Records
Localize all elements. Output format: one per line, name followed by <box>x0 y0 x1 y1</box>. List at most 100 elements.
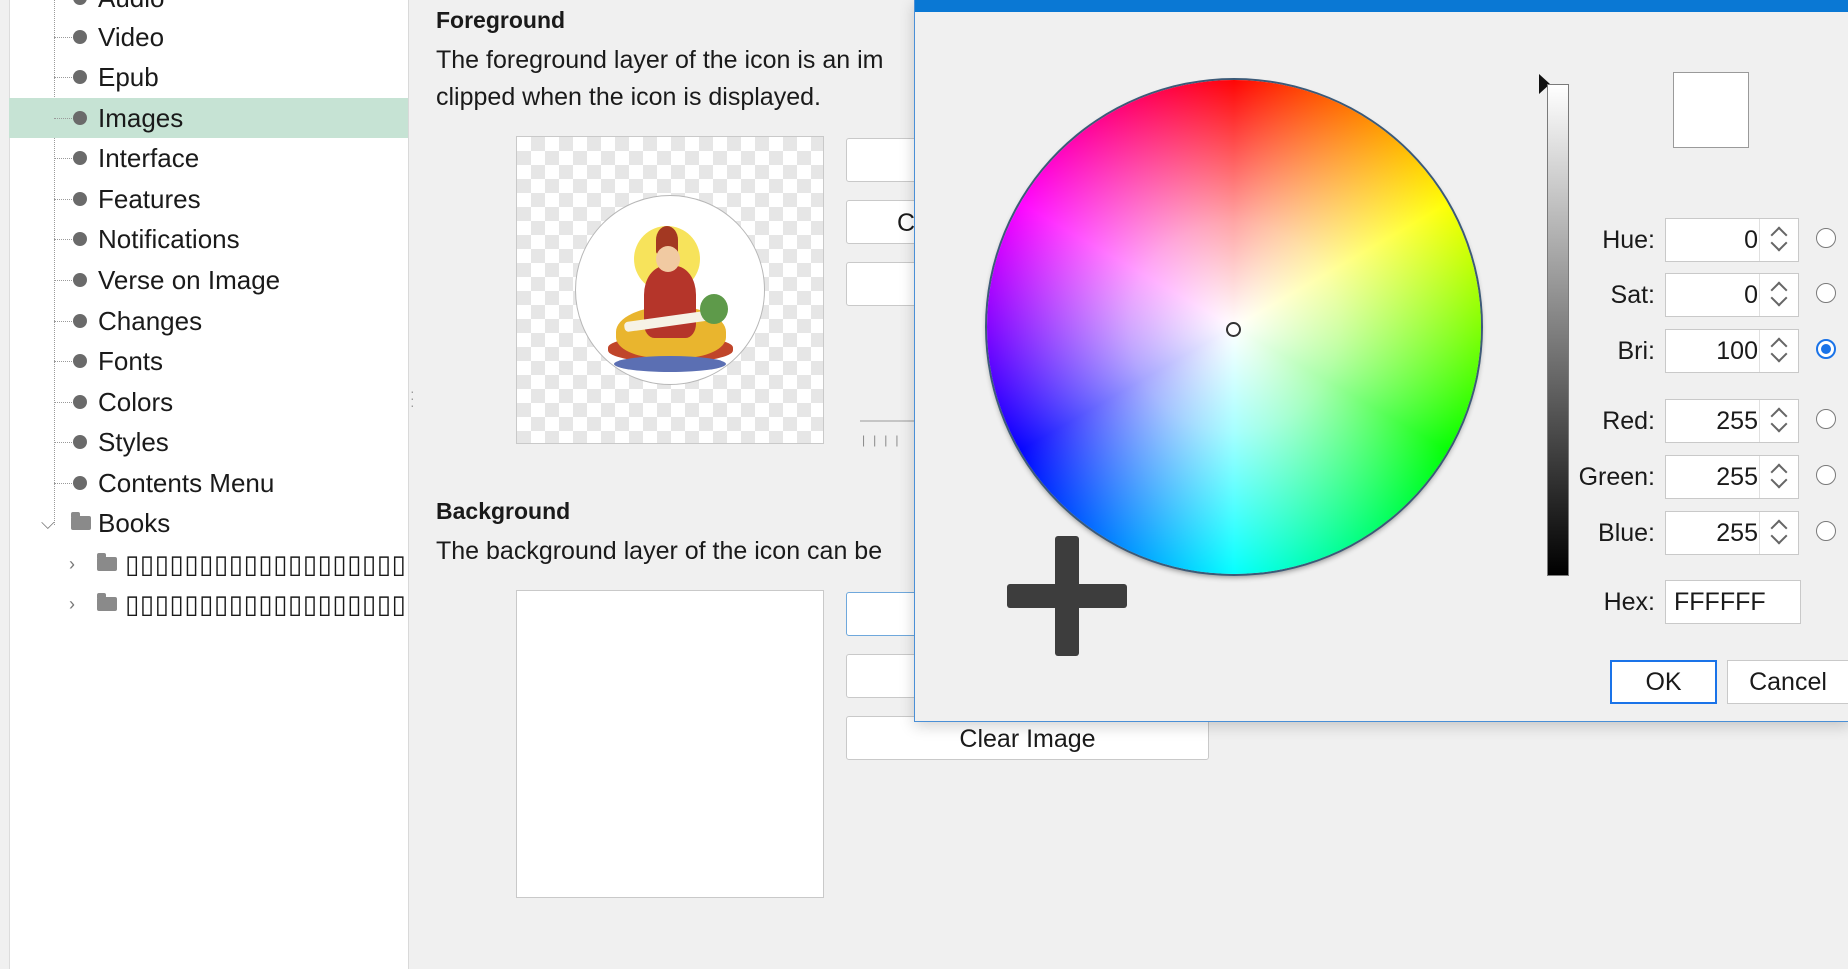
tree-item-label: Fonts <box>98 346 164 376</box>
splitter-handle[interactable]: · · · <box>410 384 415 412</box>
sat-radio[interactable] <box>1816 283 1836 303</box>
chevron-right-icon[interactable]: › <box>69 544 75 584</box>
tree-item-images[interactable]: Images <box>9 98 408 138</box>
bullet-icon <box>73 30 87 44</box>
blue-label: Blue: <box>1598 519 1655 547</box>
tree-item-label: Features <box>98 184 201 214</box>
background-preview <box>516 590 824 898</box>
bullet-icon <box>73 435 87 449</box>
tree-item-verse-on-image[interactable]: Verse on Image <box>9 260 408 300</box>
crosshair-cursor-icon <box>1007 584 1127 608</box>
bullet-icon <box>73 354 87 368</box>
tree-item-label: Video <box>98 22 165 52</box>
red-radio[interactable] <box>1816 409 1836 429</box>
spin-arrows-icon[interactable] <box>1759 330 1798 372</box>
tree-item-epub[interactable]: Epub <box>9 57 408 97</box>
color-preview-swatch <box>1673 72 1749 148</box>
foreground-desc-line2: clipped when the icon is displayed. <box>436 83 821 111</box>
bullet-icon <box>73 314 87 328</box>
chevron-down-icon[interactable]: ⌵ <box>41 503 55 543</box>
clear-image-button[interactable]: Clear Image <box>846 716 1209 760</box>
green-radio[interactable] <box>1816 465 1836 485</box>
tree-item-audio[interactable]: Audio <box>9 0 408 18</box>
red-value: 255 <box>1716 407 1758 435</box>
bri-radio[interactable] <box>1816 339 1836 359</box>
tree-item-label: ▯▯▯▯▯▯▯▯▯▯▯▯▯▯▯▯▯▯▯ <box>125 589 407 619</box>
tree-item-features[interactable]: Features <box>9 179 408 219</box>
spin-arrows-icon[interactable] <box>1759 456 1798 498</box>
chevron-right-icon[interactable]: › <box>69 584 75 624</box>
settings-tree: Audio Video Epub Images Interface Featur… <box>0 0 409 969</box>
foreground-description: The foreground layer of the icon is an i… <box>436 42 883 116</box>
tree-item-book-1[interactable]: › ▯▯▯▯▯▯▯▯▯▯▯▯▯▯▯▯▯▯▯ <box>9 544 408 584</box>
foreground-preview <box>516 136 824 444</box>
tree-item-label: Audio <box>98 0 165 18</box>
blue-spinner[interactable]: 255 <box>1665 511 1799 555</box>
bullet-icon <box>73 232 87 246</box>
tree-item-label: ▯▯▯▯▯▯▯▯▯▯▯▯▯▯▯▯▯▯▯ <box>125 549 407 579</box>
tree-item-notifications[interactable]: Notifications <box>9 219 408 259</box>
hex-label: Hex: <box>1603 588 1655 616</box>
tree-item-label: Verse on Image <box>98 265 281 295</box>
green-spinner[interactable]: 255 <box>1665 455 1799 499</box>
tree-item-fonts[interactable]: Fonts <box>9 341 408 381</box>
tree-item-colors[interactable]: Colors <box>9 382 408 422</box>
tree-item-video[interactable]: Video <box>9 17 408 57</box>
bullet-icon <box>73 70 87 84</box>
blue-radio[interactable] <box>1816 521 1836 541</box>
bullet-icon <box>73 151 87 165</box>
hue-spinner[interactable]: 0 <box>1665 218 1799 262</box>
bullet-icon <box>73 111 87 125</box>
bri-label: Bri: <box>1617 337 1656 365</box>
sat-label: Sat: <box>1610 281 1655 309</box>
hue-label: Hue: <box>1602 226 1655 254</box>
green-value: 255 <box>1716 463 1758 491</box>
folder-icon <box>97 593 117 611</box>
tree-item-books[interactable]: ⌵ Books <box>9 503 408 543</box>
tree-item-label: Styles <box>98 427 169 457</box>
bullet-icon <box>73 0 87 5</box>
hue-radio[interactable] <box>1816 228 1836 248</box>
tree-item-interface[interactable]: Interface <box>9 138 408 178</box>
tree-item-label: Contents Menu <box>98 468 275 498</box>
spin-arrows-icon[interactable] <box>1759 219 1798 261</box>
red-spinner[interactable]: 255 <box>1665 399 1799 443</box>
tree-item-label: Interface <box>98 143 200 173</box>
tree-item-label: Changes <box>98 306 203 336</box>
tree-item-label: Books <box>98 508 171 538</box>
bullet-icon <box>73 476 87 490</box>
bullet-icon <box>73 192 87 206</box>
ok-button[interactable]: OK <box>1610 660 1717 704</box>
folder-icon <box>97 553 117 571</box>
tree-item-book-2[interactable]: › ▯▯▯▯▯▯▯▯▯▯▯▯▯▯▯▯▯▯▯ <box>9 584 408 624</box>
background-desc-line1: The background layer of the icon can be <box>436 537 883 565</box>
spin-arrows-icon[interactable] <box>1759 512 1798 554</box>
dialog-titlebar[interactable] <box>915 0 1848 12</box>
tree-item-label: Images <box>98 103 184 133</box>
tree-item-label: Colors <box>98 387 174 417</box>
bri-value: 100 <box>1716 337 1758 365</box>
background-title: Background <box>436 498 571 524</box>
tree-item-changes[interactable]: Changes <box>9 301 408 341</box>
sat-value: 0 <box>1744 281 1758 309</box>
blue-value: 255 <box>1716 519 1758 547</box>
tree-item-contents-menu[interactable]: Contents Menu <box>9 463 408 503</box>
hex-input[interactable]: FFFFFF <box>1665 580 1801 624</box>
hue-value: 0 <box>1744 226 1758 254</box>
scale-slider[interactable] <box>860 420 920 422</box>
bri-spinner[interactable]: 100 <box>1665 329 1799 373</box>
bullet-icon <box>73 273 87 287</box>
sat-spinner[interactable]: 0 <box>1665 273 1799 317</box>
spin-arrows-icon[interactable] <box>1759 400 1798 442</box>
slider-ticks: |||| <box>862 433 907 447</box>
red-label: Red: <box>1602 407 1655 435</box>
color-wheel-marker[interactable] <box>1226 322 1241 337</box>
foreground-desc-line1: The foreground layer of the icon is an i… <box>436 46 884 74</box>
app-icon-image <box>575 195 765 385</box>
foreground-title: Foreground <box>436 7 566 33</box>
green-label: Green: <box>1578 463 1655 491</box>
tree-item-label: Notifications <box>98 224 240 254</box>
cancel-button[interactable]: Cancel <box>1727 660 1848 704</box>
spin-arrows-icon[interactable] <box>1759 274 1798 316</box>
tree-item-styles[interactable]: Styles <box>9 422 408 462</box>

Required task:
Return every line of the material above word for word, leaving out the pictures.

Task solution:
Localize all elements. Output format: one per line, name followed by <box>x0 y0 x1 y1</box>. List at most 100 elements.
tree-item-label: Fonts <box>98 346 164 376</box>
splitter-handle[interactable]: · · · <box>410 384 415 412</box>
sat-radio[interactable] <box>1816 283 1836 303</box>
chevron-right-icon[interactable]: › <box>69 544 75 584</box>
tree-item-images[interactable]: Images <box>9 98 408 138</box>
bullet-icon <box>73 30 87 44</box>
blue-label: Blue: <box>1598 519 1655 547</box>
tree-item-label: Features <box>98 184 201 214</box>
background-preview <box>516 590 824 898</box>
bullet-icon <box>73 435 87 449</box>
tree-item-verse-on-image[interactable]: Verse on Image <box>9 260 408 300</box>
crosshair-cursor-icon <box>1007 584 1127 608</box>
bullet-icon <box>73 354 87 368</box>
tree-item-label: Video <box>98 22 165 52</box>
red-radio[interactable] <box>1816 409 1836 429</box>
spin-arrows-icon[interactable] <box>1759 330 1798 372</box>
tree-item-epub[interactable]: Epub <box>9 57 408 97</box>
color-preview-swatch <box>1673 72 1749 148</box>
foreground-desc-line2: clipped when the icon is displayed. <box>436 83 821 111</box>
bullet-icon <box>73 314 87 328</box>
chevron-down-icon[interactable]: ⌵ <box>41 503 55 543</box>
clear-image-button[interactable]: Clear Image <box>846 716 1209 760</box>
green-radio[interactable] <box>1816 465 1836 485</box>
tree-item-audio[interactable]: Audio <box>9 0 408 18</box>
red-value: 255 <box>1716 407 1758 435</box>
bri-radio[interactable] <box>1816 339 1836 359</box>
tree-item-label: ▯▯▯▯▯▯▯▯▯▯▯▯▯▯▯▯▯▯▯ <box>125 589 407 619</box>
tree-item-features[interactable]: Features <box>9 179 408 219</box>
spin-arrows-icon[interactable] <box>1759 456 1798 498</box>
chevron-right-icon[interactable]: › <box>69 584 75 624</box>
settings-tree: Audio Video Epub Images Interface Featur… <box>0 0 409 969</box>
foreground-description: The foreground layer of the icon is an i… <box>436 42 883 116</box>
tree-item-book-1[interactable]: › ▯▯▯▯▯▯▯▯▯▯▯▯▯▯▯▯▯▯▯ <box>9 544 408 584</box>
foreground-preview <box>516 136 824 444</box>
tree-item-label: Audio <box>98 0 165 18</box>
blue-spinner[interactable]: 255 <box>1665 511 1799 555</box>
bullet-icon <box>73 232 87 246</box>
tree-item-label: ▯▯▯▯▯▯▯▯▯▯▯▯▯▯▯▯▯▯▯ <box>125 549 407 579</box>
tree-item-notifications[interactable]: Notifications <box>9 219 408 259</box>
hex-label: Hex: <box>1603 588 1655 616</box>
tree-item-label: Verse on Image <box>98 265 281 295</box>
green-spinner[interactable]: 255 <box>1665 455 1799 499</box>
tree-item-fonts[interactable]: Fonts <box>9 341 408 381</box>
tree-item-colors[interactable]: Colors <box>9 382 408 422</box>
tree-item-video[interactable]: Video <box>9 17 408 57</box>
bullet-icon <box>73 70 87 84</box>
blue-radio[interactable] <box>1816 521 1836 541</box>
bullet-icon <box>73 151 87 165</box>
hue-spinner[interactable]: 0 <box>1665 218 1799 262</box>
bullet-icon <box>73 111 87 125</box>
bri-label: Bri: <box>1617 337 1656 365</box>
sat-label: Sat: <box>1610 281 1655 309</box>
hue-label: Hue: <box>1602 226 1655 254</box>
green-value: 255 <box>1716 463 1758 491</box>
folder-icon <box>97 593 117 611</box>
tree-item-books[interactable]: ⌵ Books <box>9 503 408 543</box>
tree-item-label: Styles <box>98 427 169 457</box>
bullet-icon <box>73 0 87 5</box>
hue-radio[interactable] <box>1816 228 1836 248</box>
tree-item-interface[interactable]: Interface <box>9 138 408 178</box>
tree-item-label: Contents Menu <box>98 468 275 498</box>
spin-arrows-icon[interactable] <box>1759 219 1798 261</box>
red-spinner[interactable]: 255 <box>1665 399 1799 443</box>
tree-item-label: Interface <box>98 143 200 173</box>
tree-item-label: Changes <box>98 306 203 336</box>
tree-item-label: Books <box>98 508 171 538</box>
bullet-icon <box>73 476 87 490</box>
bullet-icon <box>73 192 87 206</box>
ok-button[interactable]: OK <box>1610 660 1717 704</box>
folder-icon <box>97 553 117 571</box>
tree-item-book-2[interactable]: › ▯▯▯▯▯▯▯▯▯▯▯▯▯▯▯▯▯▯▯ <box>9 584 408 624</box>
background-desc-line1: The background layer of the icon can be <box>436 537 883 565</box>
spin-arrows-icon[interactable] <box>1759 512 1798 554</box>
dialog-titlebar[interactable] <box>915 0 1848 12</box>
tree-item-label: Images <box>98 103 184 133</box>
tree-item-label: Colors <box>98 387 174 417</box>
bri-value: 100 <box>1716 337 1758 365</box>
background-title: Background <box>436 498 571 524</box>
tree-item-changes[interactable]: Changes <box>9 301 408 341</box>
sat-value: 0 <box>1744 281 1758 309</box>
blue-value: 255 <box>1716 519 1758 547</box>
tree-item-contents-menu[interactable]: Contents Menu <box>9 463 408 503</box>
hex-input[interactable]: FFFFFF <box>1665 580 1801 624</box>
hue-value: 0 <box>1744 226 1758 254</box>
scale-slider[interactable] <box>860 420 920 422</box>
bri-spinner[interactable]: 100 <box>1665 329 1799 373</box>
bullet-icon <box>73 273 87 287</box>
sat-spinner[interactable]: 0 <box>1665 273 1799 317</box>
spin-arrows-icon[interactable] <box>1759 400 1798 442</box>
slider-ticks: |||| <box>862 433 907 447</box>
red-label: Red: <box>1602 407 1655 435</box>
color-wheel-marker[interactable] <box>1226 322 1241 337</box>
foreground-desc-line1: The foreground layer of the icon is an i… <box>436 46 884 74</box>
app-icon-image <box>575 195 765 385</box>
foreground-title: Foreground <box>436 7 566 33</box>
green-label: Green: <box>1578 463 1655 491</box>
tree-item-label: Notifications <box>98 224 240 254</box>
cancel-button[interactable]: Cancel <box>1727 660 1848 704</box>
spin-arrows-icon[interactable] <box>1759 274 1798 316</box>
tree-item-styles[interactable]: Styles <box>9 422 408 462</box>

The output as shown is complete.